*What you should do*
All the data must come back unchanged, except that pictures are left out.

══ Input material

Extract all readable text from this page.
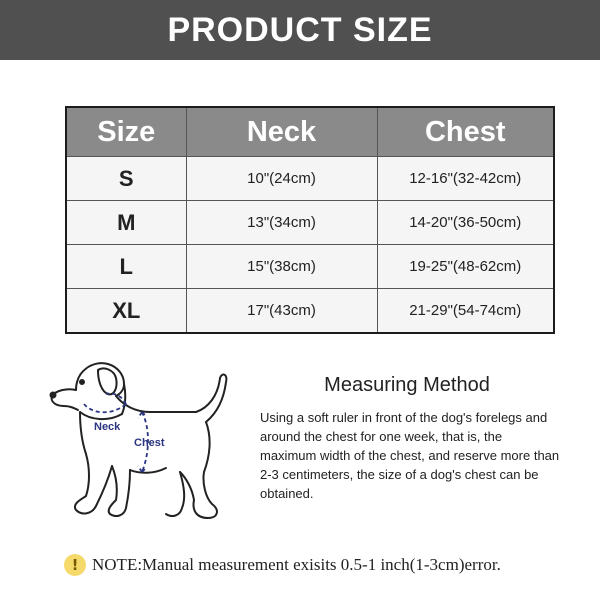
PRODUCT SIZE
Size	Neck	Chest
S	10"(24cm)	12-16"(32-42cm)
M	13"(34cm)	14-20"(36-50cm)
L	15"(38cm)	19-25"(48-62cm)
XL	17"(43cm)	21-29"(54-74cm)
Neck
Chest
Measuring Method

Using a soft ruler in front of the dog's forelegs and around the chest for one week, that is, the maximum width of the chest, and reserve more than 2-3 centimeters, the size of a dog's chest can be obtained.

! NOTE:Manual measurement exisits 0.5-1 inch(1-3cm)error.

════

*Solution to this problem*
Extract all readable text from this page.
PRODUCT SIZE
Size	Neck	Chest
S	10"(24cm)	12-16"(32-42cm)
M	13"(34cm)	14-20"(36-50cm)
L	15"(38cm)	19-25"(48-62cm)
XL	17"(43cm)	21-29"(54-74cm)
Neck
Chest
Measuring Method

Using a soft ruler in front of the dog's forelegs and around the chest for one week, that is, the maximum width of the chest, and reserve more than 2-3 centimeters, the size of a dog's chest can be obtained.

! NOTE:Manual measurement exisits 0.5-1 inch(1-3cm)error.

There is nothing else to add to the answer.